GIVEN TASK:
Check each line of the entries below for the string "tečaj"; copy every line where it appears.

PROVIDED ENTRIES:
§ §

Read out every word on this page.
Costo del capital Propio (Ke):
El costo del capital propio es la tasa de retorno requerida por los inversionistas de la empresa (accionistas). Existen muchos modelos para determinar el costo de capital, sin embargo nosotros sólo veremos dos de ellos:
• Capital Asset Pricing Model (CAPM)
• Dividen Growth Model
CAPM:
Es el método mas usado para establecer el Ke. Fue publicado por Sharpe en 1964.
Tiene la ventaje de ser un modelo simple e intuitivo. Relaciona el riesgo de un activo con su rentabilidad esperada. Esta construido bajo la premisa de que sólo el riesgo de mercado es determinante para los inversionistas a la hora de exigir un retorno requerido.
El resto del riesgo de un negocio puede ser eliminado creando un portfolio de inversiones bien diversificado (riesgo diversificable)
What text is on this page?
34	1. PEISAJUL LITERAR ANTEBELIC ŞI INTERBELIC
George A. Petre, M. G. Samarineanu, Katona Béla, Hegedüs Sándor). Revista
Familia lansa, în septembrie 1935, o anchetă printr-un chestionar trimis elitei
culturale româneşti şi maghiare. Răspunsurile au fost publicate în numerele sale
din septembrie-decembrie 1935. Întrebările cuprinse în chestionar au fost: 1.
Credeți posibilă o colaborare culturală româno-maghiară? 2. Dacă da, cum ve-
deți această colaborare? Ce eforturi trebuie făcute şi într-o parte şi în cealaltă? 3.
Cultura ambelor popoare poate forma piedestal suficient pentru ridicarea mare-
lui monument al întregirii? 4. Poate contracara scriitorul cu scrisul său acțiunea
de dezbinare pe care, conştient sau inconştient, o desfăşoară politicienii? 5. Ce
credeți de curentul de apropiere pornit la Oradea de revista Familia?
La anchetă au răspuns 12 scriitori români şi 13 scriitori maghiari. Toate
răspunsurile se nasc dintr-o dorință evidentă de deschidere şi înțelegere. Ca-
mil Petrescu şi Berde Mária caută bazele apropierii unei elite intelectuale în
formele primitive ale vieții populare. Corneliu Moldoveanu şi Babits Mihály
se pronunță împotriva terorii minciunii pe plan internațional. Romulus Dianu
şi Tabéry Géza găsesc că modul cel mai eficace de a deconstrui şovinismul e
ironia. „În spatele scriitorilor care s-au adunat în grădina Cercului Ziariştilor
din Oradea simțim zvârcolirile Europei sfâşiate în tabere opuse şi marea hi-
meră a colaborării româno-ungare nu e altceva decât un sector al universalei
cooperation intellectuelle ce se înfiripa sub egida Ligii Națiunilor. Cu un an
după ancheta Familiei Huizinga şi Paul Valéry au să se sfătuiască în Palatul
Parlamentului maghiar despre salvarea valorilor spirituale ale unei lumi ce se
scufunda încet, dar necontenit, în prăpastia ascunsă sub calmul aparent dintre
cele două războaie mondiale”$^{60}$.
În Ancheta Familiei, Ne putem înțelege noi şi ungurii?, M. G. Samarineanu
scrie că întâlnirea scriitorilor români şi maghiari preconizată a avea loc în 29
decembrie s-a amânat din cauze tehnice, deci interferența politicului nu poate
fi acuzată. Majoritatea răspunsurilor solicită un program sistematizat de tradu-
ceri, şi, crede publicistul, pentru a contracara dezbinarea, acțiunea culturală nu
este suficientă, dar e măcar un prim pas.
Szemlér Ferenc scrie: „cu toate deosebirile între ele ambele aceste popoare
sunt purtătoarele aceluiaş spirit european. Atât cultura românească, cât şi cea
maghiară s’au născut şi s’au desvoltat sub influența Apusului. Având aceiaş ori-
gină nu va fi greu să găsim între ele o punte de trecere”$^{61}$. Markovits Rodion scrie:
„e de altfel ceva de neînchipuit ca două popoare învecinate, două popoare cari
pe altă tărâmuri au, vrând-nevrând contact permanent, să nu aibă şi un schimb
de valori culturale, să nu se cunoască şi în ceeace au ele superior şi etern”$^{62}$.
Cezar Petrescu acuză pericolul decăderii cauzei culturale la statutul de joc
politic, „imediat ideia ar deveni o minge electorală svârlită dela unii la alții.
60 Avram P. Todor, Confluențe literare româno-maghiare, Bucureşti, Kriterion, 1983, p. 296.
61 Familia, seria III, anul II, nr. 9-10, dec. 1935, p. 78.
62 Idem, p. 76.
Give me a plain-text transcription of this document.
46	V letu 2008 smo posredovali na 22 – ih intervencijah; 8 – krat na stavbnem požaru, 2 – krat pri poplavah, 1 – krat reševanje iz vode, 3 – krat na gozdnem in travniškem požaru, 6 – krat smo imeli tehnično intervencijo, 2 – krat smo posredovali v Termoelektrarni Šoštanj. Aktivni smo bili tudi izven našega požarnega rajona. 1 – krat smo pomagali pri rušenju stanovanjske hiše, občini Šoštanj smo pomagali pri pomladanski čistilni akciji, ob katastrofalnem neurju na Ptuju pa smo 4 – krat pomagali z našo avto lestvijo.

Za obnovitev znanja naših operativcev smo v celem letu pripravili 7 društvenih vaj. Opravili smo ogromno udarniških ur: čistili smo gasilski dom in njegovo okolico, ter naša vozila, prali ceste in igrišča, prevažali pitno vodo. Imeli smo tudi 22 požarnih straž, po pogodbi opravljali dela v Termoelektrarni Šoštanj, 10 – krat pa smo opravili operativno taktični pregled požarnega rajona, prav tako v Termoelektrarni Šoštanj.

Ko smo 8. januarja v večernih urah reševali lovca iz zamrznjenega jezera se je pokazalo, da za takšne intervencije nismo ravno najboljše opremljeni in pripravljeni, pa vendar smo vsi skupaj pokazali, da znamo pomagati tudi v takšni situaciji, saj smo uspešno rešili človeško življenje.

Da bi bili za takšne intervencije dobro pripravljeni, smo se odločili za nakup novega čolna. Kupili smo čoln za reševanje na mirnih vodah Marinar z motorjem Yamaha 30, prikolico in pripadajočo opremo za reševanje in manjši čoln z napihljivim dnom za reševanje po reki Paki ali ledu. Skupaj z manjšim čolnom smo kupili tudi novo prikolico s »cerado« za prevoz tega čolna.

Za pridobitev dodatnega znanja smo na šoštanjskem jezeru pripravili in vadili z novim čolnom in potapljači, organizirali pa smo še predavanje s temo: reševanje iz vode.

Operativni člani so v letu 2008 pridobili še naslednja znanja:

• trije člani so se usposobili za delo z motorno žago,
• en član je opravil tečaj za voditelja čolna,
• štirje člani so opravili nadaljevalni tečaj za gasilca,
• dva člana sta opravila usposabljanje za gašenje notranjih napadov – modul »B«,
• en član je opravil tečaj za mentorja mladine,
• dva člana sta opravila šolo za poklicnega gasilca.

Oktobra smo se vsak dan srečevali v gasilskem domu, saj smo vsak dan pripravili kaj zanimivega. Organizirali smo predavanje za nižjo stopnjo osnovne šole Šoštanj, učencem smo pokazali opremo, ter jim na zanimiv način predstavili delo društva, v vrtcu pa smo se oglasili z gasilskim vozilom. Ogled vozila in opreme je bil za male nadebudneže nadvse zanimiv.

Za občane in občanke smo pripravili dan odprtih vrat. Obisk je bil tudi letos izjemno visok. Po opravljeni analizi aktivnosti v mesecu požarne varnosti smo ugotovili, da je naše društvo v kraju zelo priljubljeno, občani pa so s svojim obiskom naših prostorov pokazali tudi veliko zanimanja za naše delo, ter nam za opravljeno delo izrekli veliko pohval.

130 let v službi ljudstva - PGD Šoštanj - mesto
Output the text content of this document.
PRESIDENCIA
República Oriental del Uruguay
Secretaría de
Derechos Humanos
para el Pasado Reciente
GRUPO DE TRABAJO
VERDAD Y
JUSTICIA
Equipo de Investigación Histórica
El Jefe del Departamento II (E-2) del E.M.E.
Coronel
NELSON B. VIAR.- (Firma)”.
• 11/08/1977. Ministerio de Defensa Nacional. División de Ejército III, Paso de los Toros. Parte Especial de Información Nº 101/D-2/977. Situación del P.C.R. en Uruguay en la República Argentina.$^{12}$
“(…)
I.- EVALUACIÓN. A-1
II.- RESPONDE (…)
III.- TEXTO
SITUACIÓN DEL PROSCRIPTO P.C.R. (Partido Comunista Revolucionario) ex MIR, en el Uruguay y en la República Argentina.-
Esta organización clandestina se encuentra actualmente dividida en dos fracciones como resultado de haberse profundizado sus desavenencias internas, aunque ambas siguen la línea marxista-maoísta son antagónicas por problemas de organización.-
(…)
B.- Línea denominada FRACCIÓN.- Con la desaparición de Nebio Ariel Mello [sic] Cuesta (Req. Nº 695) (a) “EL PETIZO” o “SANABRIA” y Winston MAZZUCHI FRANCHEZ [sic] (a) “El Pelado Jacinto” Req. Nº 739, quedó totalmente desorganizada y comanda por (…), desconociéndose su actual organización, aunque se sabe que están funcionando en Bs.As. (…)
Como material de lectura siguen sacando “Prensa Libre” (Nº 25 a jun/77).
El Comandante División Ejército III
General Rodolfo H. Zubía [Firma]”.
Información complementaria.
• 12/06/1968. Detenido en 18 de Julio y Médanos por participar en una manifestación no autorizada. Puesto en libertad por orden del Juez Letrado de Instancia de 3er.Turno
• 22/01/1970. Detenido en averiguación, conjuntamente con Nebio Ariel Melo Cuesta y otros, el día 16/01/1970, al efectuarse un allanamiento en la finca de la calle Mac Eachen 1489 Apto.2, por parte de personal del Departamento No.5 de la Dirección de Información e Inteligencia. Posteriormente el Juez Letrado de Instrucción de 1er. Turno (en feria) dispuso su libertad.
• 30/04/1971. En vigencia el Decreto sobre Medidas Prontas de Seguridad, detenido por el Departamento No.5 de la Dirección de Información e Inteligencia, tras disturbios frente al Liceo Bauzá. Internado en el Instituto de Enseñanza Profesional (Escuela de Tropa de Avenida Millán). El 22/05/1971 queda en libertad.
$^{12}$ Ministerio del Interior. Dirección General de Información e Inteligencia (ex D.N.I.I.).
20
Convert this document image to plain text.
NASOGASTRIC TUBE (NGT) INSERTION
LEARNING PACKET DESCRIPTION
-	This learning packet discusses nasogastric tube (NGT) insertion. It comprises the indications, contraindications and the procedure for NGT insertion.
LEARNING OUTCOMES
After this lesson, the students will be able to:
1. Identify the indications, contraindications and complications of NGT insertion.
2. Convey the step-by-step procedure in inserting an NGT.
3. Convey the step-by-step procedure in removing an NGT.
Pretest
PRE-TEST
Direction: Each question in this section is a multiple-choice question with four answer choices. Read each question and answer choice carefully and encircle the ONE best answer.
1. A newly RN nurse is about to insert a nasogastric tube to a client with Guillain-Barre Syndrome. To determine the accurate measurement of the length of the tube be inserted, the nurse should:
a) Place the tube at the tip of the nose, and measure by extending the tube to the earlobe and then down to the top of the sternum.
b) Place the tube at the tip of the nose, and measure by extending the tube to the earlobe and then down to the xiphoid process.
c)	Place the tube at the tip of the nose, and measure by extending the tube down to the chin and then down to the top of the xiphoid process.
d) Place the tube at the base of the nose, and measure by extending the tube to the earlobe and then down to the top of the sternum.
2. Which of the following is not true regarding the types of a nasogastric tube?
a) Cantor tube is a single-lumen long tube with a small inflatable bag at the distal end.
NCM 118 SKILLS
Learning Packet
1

§ §

SOLUTION FOR THIS PROBLEM:
• en član je opravil tečaj za voditelja čolna,
• štirje člani so opravili nadaljevalni tečaj za gasilca,
• en član je opravil tečaj za mentorja mladine,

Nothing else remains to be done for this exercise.